• **DIRECTIVE**
Gather each line of the records where "rate" appears.
----- INPUT -----
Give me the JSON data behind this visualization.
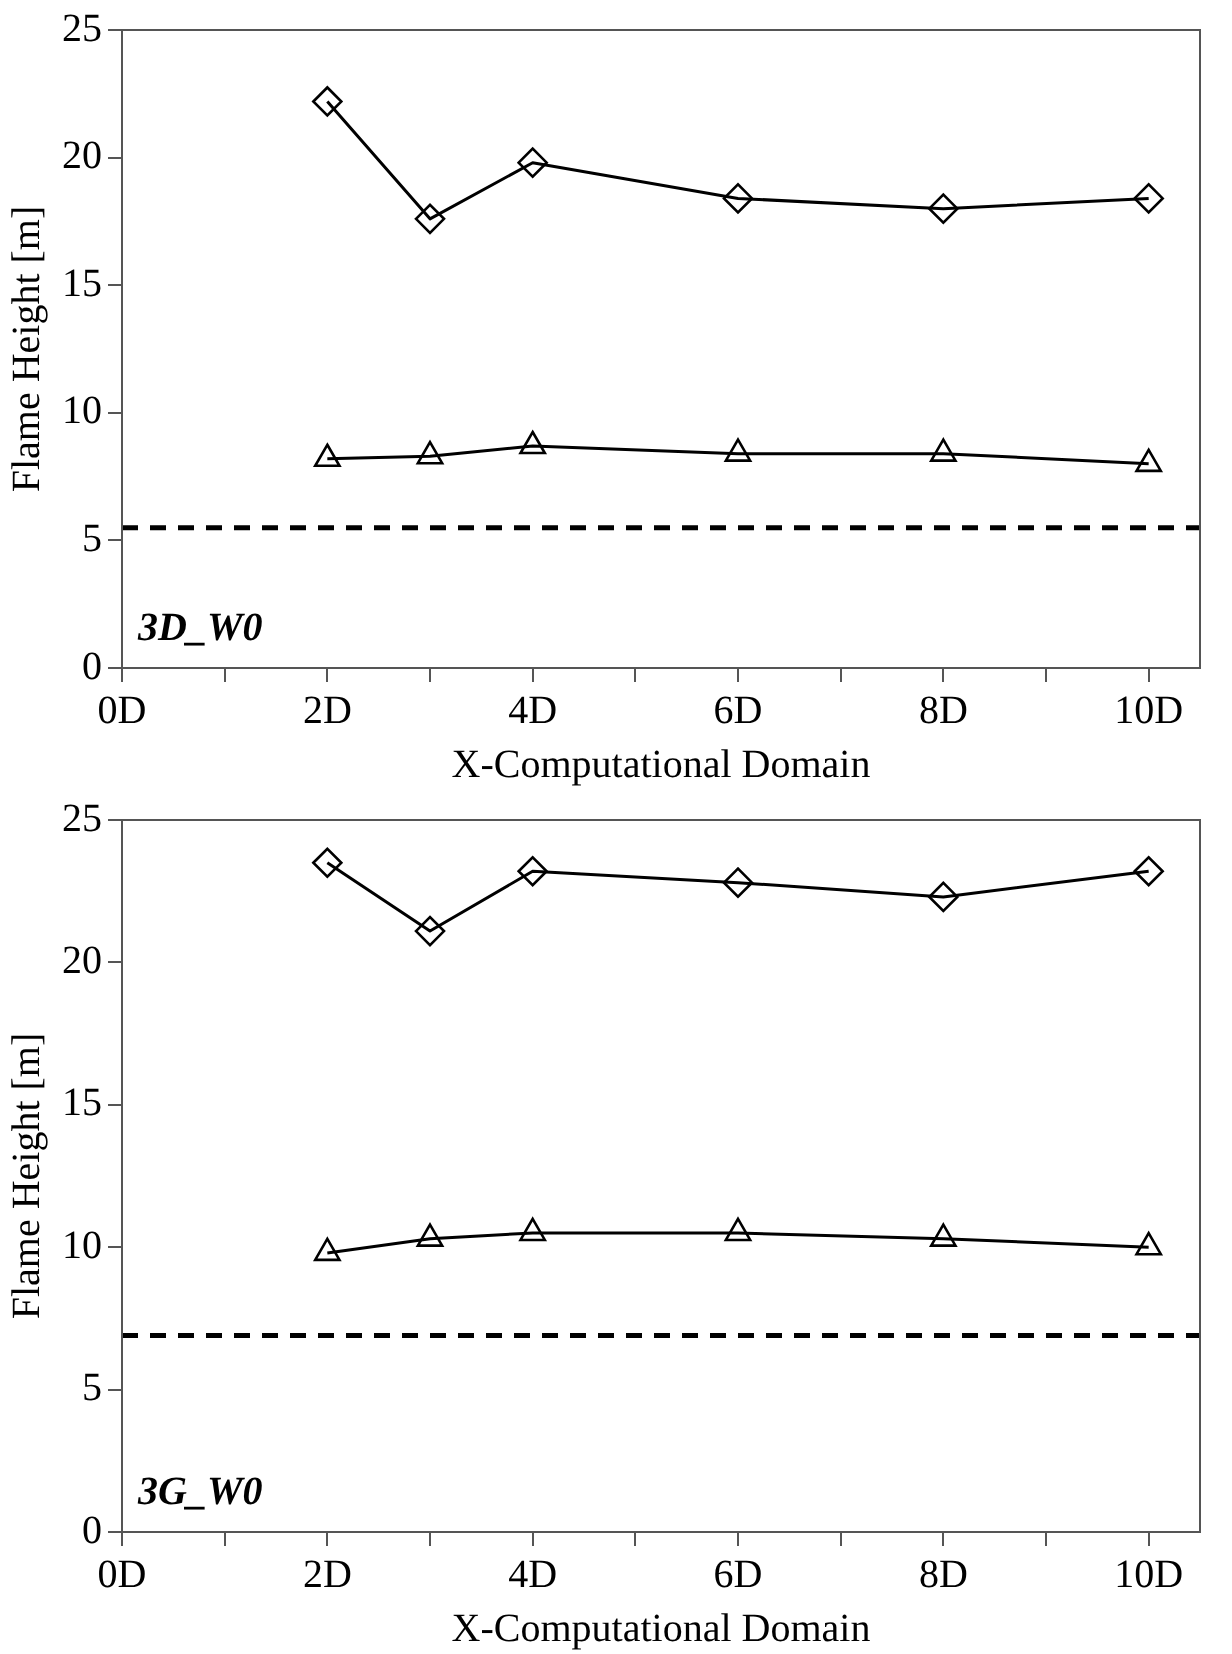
{
  "chart_data": [
    {
      "type": "line",
      "xlabel": "X-Computational Domain",
      "ylabel": "Flame Height [m]",
      "annotations": [
        "3D_W0"
      ],
      "x": [
        2,
        3,
        4,
        6,
        8,
        10
      ],
      "series": [
        {
          "color": "#000000",
          "marker": "diamond",
          "values": [
            22.2,
            17.6,
            19.8,
            18.4,
            18.0,
            18.4
          ]
        },
        {
          "color": "#000000",
          "marker": "triangle",
          "values": [
            8.2,
            8.3,
            8.7,
            8.4,
            8.4,
            8.0
          ]
        }
      ],
      "xlim": [
        0,
        10.5
      ],
      "xticks": [
        {
          "value": 0,
          "label": "0D"
        },
        {
          "value": 1,
          "label": null
        },
        {
          "value": 2,
          "label": "2D"
        },
        {
          "value": 3,
          "label": null
        },
        {
          "value": 4,
          "label": "4D"
        },
        {
          "value": 5,
          "label": null
        },
        {
          "value": 6,
          "label": "6D"
        },
        {
          "value": 7,
          "label": null
        },
        {
          "value": 8,
          "label": "8D"
        },
        {
          "value": 9,
          "label": null
        },
        {
          "value": 10,
          "label": "10D"
        }
      ],
      "ylim": [
        0,
        25
      ],
      "yticks": [
        0,
        5,
        10,
        15,
        20,
        25
      ],
      "grid": false,
      "legend": false,
      "ref_lines": [
        {
          "axis": "y",
          "value": 5.5,
          "color": "#000000",
          "line_style": "dashed"
        }
      ]
    },
    {
      "type": "line",
      "xlabel": "X-Computational Domain",
      "ylabel": "Flame Height [m]",
      "annotations": [
        "3G_W0"
      ],
      "x": [
        2,
        3,
        4,
        6,
        8,
        10
      ],
      "series": [
        {
          "color": "#000000",
          "marker": "diamond",
          "values": [
            23.5,
            21.1,
            23.2,
            22.8,
            22.3,
            23.2
          ]
        },
        {
          "color": "#000000",
          "marker": "triangle",
          "values": [
            9.8,
            10.3,
            10.5,
            10.5,
            10.3,
            10.0
          ]
        }
      ],
      "xlim": [
        0,
        10.5
      ],
      "xticks": [
        {
          "value": 0,
          "label": "0D"
        },
        {
          "value": 1,
          "label": null
        },
        {
          "value": 2,
          "label": "2D"
        },
        {
          "value": 3,
          "label": null
        },
        {
          "value": 4,
          "label": "4D"
        },
        {
          "value": 5,
          "label": null
        },
        {
          "value": 6,
          "label": "6D"
        },
        {
          "value": 7,
          "label": null
        },
        {
          "value": 8,
          "label": "8D"
        },
        {
          "value": 9,
          "label": null
        },
        {
          "value": 10,
          "label": "10D"
        }
      ],
      "ylim": [
        0,
        25
      ],
      "yticks": [
        0,
        5,
        10,
        15,
        20,
        25
      ],
      "grid": false,
      "legend": false,
      "ref_lines": [
        {
          "axis": "y",
          "value": 6.9,
          "color": "#000000",
          "line_style": "dashed"
        }
      ]
    }
  ]
}
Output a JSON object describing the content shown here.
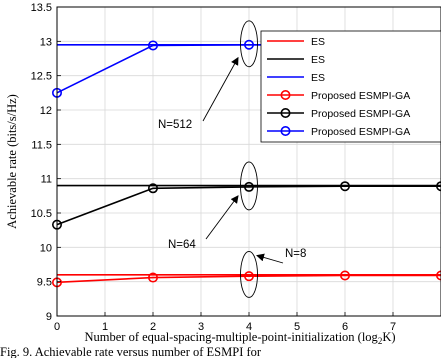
{
  "chart_data": {
    "type": "line",
    "xlabel": "Number of equal-spacing-multiple-point-initialization (log",
    "xlabel_sub": "2",
    "xlabel_tail": "K)",
    "ylabel": "Achievable rate (bits/s/Hz)",
    "xlim": [
      0,
      8
    ],
    "ylim": [
      9,
      13.5
    ],
    "xticks": [
      "0",
      "1",
      "2",
      "3",
      "4",
      "5",
      "6",
      "7"
    ],
    "yticks": [
      "9",
      "9.5",
      "10",
      "10.5",
      "11",
      "11.5",
      "12",
      "12.5",
      "13",
      "13.5"
    ],
    "grid": true,
    "legend_position": "right",
    "series": [
      {
        "name": "ES",
        "color": "#ff0000",
        "marker": "none",
        "x": [
          0,
          8
        ],
        "y": [
          9.6,
          9.6
        ]
      },
      {
        "name": "ES",
        "color": "#000000",
        "marker": "none",
        "x": [
          0,
          8
        ],
        "y": [
          10.9,
          10.9
        ]
      },
      {
        "name": "ES",
        "color": "#0000ff",
        "marker": "none",
        "x": [
          0,
          8
        ],
        "y": [
          12.95,
          12.95
        ]
      },
      {
        "name": "Proposed ESMPI-GA",
        "color": "#ff0000",
        "marker": "circle",
        "x": [
          0,
          2,
          4,
          6,
          8
        ],
        "y": [
          9.49,
          9.56,
          9.58,
          9.59,
          9.59
        ]
      },
      {
        "name": "Proposed ESMPI-GA",
        "color": "#000000",
        "marker": "circle",
        "x": [
          0,
          2,
          4,
          6,
          8
        ],
        "y": [
          10.33,
          10.86,
          10.88,
          10.89,
          10.89
        ]
      },
      {
        "name": "Proposed ESMPI-GA",
        "color": "#0000ff",
        "marker": "circle",
        "x": [
          0,
          2,
          4,
          6,
          8
        ],
        "y": [
          12.25,
          12.94,
          12.95,
          12.95,
          12.95
        ]
      }
    ],
    "annotations": [
      {
        "text": "N=512",
        "target_x": 4,
        "target_y": 12.95
      },
      {
        "text": "N=64",
        "target_x": 4,
        "target_y": 10.88
      },
      {
        "text": "N=8",
        "target_x": 4,
        "target_y": 9.59
      }
    ]
  },
  "caption": "Fig. 9. Achievable rate versus number of ESMPI for"
}
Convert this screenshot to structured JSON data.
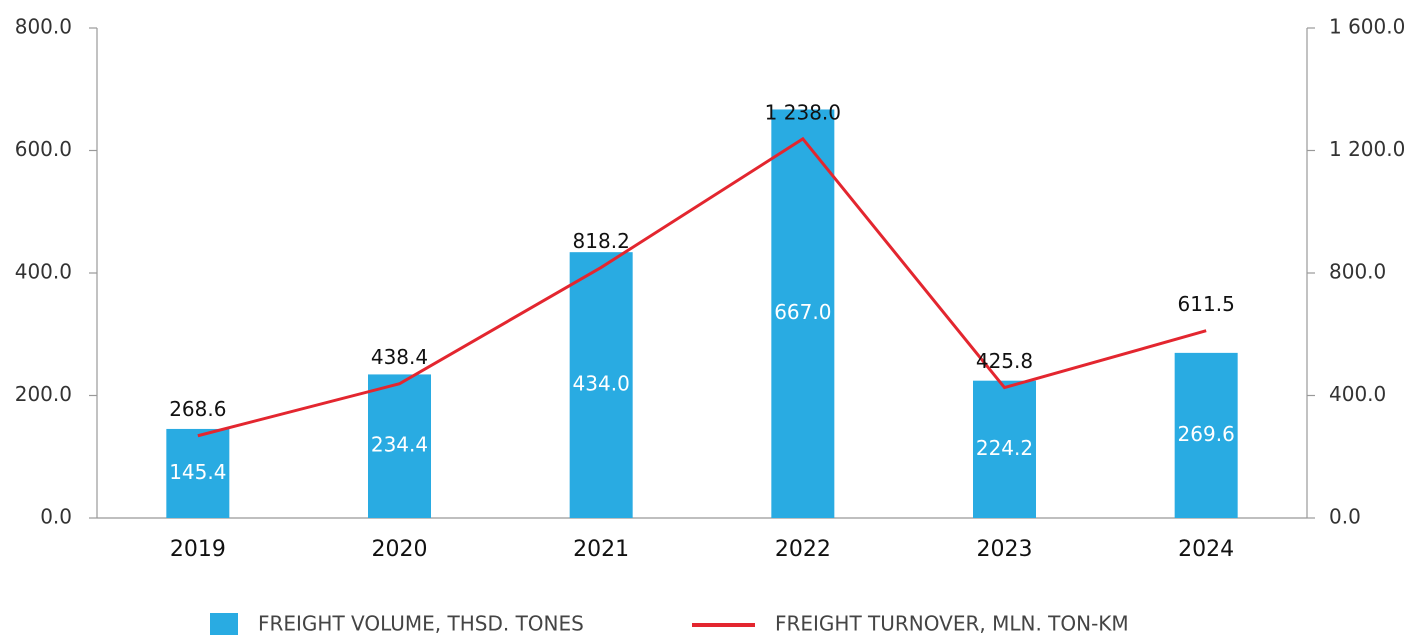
{
  "chart_data": {
    "type": "combo",
    "categories": [
      "2019",
      "2020",
      "2021",
      "2022",
      "2023",
      "2024"
    ],
    "series": [
      {
        "name": "FREIGHT VOLUME, THSD. TONES",
        "type": "bar",
        "color": "#29abe2",
        "values": [
          145.4,
          234.4,
          434.0,
          667.0,
          224.2,
          269.6
        ],
        "value_labels": [
          "145.4",
          "234.4",
          "434.0",
          "667.0",
          "224.2",
          "269.6"
        ]
      },
      {
        "name": "FREIGHT TURNOVER, MLN. TON-KM",
        "type": "line",
        "axis": "y2",
        "color": "#e3262f",
        "values": [
          268.6,
          438.4,
          818.2,
          1238.0,
          425.8,
          611.5
        ],
        "value_labels": [
          "268.6",
          "438.4",
          "818.2",
          "1 238.0",
          "425.8",
          "611.5"
        ]
      }
    ],
    "ylim": [
      0,
      800
    ],
    "yticks": [
      {
        "value": 0,
        "label": "0.0"
      },
      {
        "value": 200,
        "label": "200.0"
      },
      {
        "value": 400,
        "label": "400.0"
      },
      {
        "value": 600,
        "label": "600.0"
      },
      {
        "value": 800,
        "label": "800.0"
      }
    ],
    "y2lim": [
      0,
      1600
    ],
    "y2ticks": [
      {
        "value": 0,
        "label": "0.0"
      },
      {
        "value": 400,
        "label": "400.0"
      },
      {
        "value": 800,
        "label": "800.0"
      },
      {
        "value": 1200,
        "label": "1 200.0"
      },
      {
        "value": 1600,
        "label": "1 600.0"
      }
    ],
    "legend": "bottom"
  }
}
-----
• **FULL RESPONSE**
    "ylabel": "Achievable rate (bits/s/Hz)",
  "caption": "Fig. 9. Achievable rate versus number of ESMPI for"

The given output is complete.